### [Prompt]
Reproduce the following explanation of defining a PyTorch network class and its forward function, word for word and in full.

### [Source]
== == ==

The essence of neural network “deep learning” is to learn the parameters within the convolutional kernels; parameters that do not need to be learned or changed should not be included.
For instance, the activation function relu() can be included if you want; you can even give it a name like myrelu, which is fine too. The forward function is where the actual data flow occurs.
For example, in the code above, the input x first goes through the defined conv1 (the name is chosen by you), then through the activation function F.relu() (this is not a name you made up; it should first be imported as torch.nn.functional as F; F.relu() is a function provided by the official library).
Of course, if you defined relu as myrelu in __init__, then here the first line would simply be x = F.max_pool2d(myrelu(self.conv1(x)), 2).
The next step of F.max_pool2d pooling is the same, so I won’t elaborate further. After a series of flows, we finally return x to the outside.
When defining the Net class, there are two main points to note.
First: ensure the consistency between the output channels and input channels. For example, if the first convolution layer outputs 4 channels, the second cannot take in 6 channels, or it will throw an error.

== == ==

### [Material shown]
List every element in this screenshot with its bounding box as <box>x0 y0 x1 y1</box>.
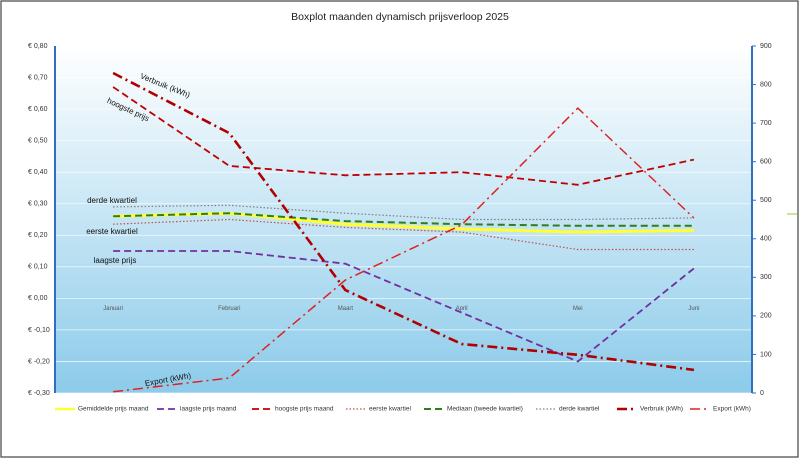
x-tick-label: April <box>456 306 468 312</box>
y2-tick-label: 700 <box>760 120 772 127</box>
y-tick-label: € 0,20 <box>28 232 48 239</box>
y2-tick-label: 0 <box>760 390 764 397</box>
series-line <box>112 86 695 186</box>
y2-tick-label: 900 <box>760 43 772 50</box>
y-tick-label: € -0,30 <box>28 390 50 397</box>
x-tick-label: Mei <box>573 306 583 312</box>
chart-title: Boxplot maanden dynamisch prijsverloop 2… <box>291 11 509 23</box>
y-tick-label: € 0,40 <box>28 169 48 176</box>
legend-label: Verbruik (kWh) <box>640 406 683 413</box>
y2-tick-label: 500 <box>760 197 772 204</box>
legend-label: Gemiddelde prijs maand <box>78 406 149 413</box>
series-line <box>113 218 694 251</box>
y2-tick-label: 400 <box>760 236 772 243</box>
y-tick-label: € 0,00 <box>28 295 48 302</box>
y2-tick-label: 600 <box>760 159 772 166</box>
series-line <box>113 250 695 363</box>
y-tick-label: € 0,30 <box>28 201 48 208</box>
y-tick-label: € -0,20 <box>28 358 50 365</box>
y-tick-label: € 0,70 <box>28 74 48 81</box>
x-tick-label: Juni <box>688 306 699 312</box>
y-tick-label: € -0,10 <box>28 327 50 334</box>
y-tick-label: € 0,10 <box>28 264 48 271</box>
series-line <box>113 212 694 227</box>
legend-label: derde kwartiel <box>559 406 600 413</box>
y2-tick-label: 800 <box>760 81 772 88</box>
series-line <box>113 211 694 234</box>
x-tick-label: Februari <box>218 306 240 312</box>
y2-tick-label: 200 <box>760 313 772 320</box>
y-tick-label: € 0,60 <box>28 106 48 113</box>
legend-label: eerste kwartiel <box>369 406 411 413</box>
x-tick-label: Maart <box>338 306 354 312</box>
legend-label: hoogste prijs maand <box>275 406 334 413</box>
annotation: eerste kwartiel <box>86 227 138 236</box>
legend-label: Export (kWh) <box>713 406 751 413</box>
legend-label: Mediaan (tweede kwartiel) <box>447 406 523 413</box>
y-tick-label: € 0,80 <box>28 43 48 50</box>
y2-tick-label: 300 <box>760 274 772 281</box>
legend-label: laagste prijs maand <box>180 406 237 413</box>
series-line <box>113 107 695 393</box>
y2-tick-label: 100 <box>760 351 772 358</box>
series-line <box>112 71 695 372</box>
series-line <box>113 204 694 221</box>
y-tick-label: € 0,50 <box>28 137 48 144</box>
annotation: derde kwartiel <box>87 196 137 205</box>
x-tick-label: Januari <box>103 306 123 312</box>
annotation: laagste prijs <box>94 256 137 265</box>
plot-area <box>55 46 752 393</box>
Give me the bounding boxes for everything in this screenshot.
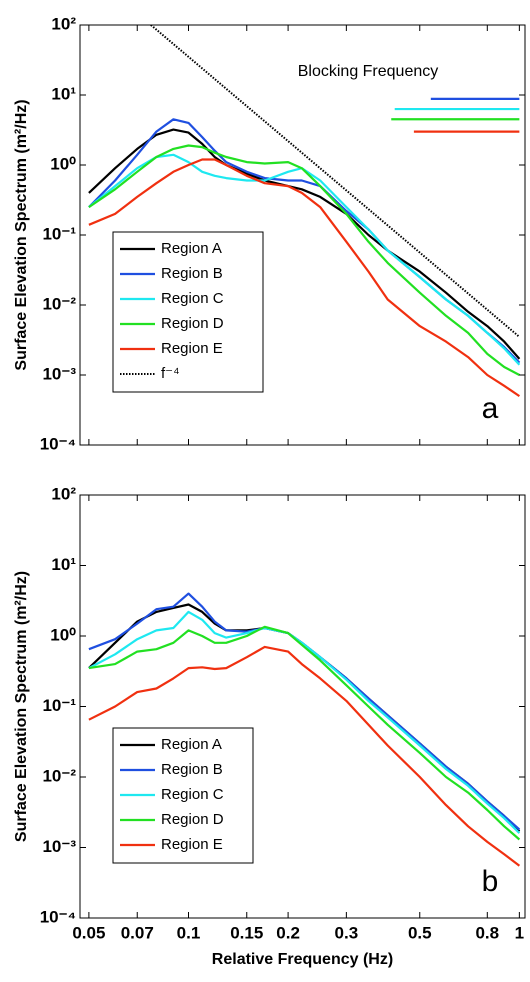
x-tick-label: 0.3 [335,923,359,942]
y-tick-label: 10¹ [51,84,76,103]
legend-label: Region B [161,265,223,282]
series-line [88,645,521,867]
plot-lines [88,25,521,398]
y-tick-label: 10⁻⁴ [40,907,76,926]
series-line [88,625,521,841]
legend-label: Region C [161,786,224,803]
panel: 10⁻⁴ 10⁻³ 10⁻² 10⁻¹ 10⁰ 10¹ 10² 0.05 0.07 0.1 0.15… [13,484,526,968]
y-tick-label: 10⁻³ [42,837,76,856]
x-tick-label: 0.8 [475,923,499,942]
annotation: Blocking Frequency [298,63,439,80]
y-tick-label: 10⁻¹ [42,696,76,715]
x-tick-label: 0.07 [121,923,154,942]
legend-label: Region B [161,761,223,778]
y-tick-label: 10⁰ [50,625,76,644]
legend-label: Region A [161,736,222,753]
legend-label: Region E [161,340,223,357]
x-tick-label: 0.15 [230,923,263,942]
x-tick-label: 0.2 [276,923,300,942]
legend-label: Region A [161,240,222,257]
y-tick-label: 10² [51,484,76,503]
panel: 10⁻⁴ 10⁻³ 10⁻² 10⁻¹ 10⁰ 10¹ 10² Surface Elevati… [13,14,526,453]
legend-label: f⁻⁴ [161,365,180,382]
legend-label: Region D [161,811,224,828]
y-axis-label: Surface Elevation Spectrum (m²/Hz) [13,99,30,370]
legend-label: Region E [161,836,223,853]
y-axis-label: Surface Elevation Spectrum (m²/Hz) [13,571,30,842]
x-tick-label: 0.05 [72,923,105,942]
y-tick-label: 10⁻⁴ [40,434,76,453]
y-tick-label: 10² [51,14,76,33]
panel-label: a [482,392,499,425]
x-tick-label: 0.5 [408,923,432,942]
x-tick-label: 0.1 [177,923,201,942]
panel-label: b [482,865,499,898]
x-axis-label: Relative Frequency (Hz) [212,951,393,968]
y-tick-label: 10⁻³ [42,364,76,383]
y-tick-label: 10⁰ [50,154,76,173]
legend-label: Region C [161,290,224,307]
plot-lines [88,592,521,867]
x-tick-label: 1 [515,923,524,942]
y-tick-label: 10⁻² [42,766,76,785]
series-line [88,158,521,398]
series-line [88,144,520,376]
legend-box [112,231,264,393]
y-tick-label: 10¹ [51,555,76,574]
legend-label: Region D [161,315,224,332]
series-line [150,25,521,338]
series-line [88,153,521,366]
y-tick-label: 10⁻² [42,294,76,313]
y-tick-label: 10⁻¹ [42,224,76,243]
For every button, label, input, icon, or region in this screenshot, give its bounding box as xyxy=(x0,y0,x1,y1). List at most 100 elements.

== == ==

### [Task result]
The essence of neural network “deep learning” is to learn the parameters within the convolutional kernels; parameters that do not need to be learned or changed should not be included.
For instance, the activation function relu() can be included if you want; you can even give it a name like myrelu, which is fine too. The forward function is where the actual data flow occurs.
For example, in the code above, the input x first goes through the defined conv1 (the name is chosen by you), then through the activation function F.relu() (this is not a name you made up; it should first be imported as torch.nn.functional as F; F.relu() is a function provided by the official library).
Of course, if you defined relu as myrelu in __init__, then here the first line would simply be x = F.max_pool2d(myrelu(self.conv1(x)), 2).
The next step of F.max_pool2d pooling is the same, so I won’t elaborate further. After a series of flows, we finally return x to the outside.
When defining the Net class, there are two main points to note.
First: ensure the consistency between the output channels and input channels. For example, if the first convolution layer outputs 4 channels, the second cannot take in 6 channels, or it will throw an error.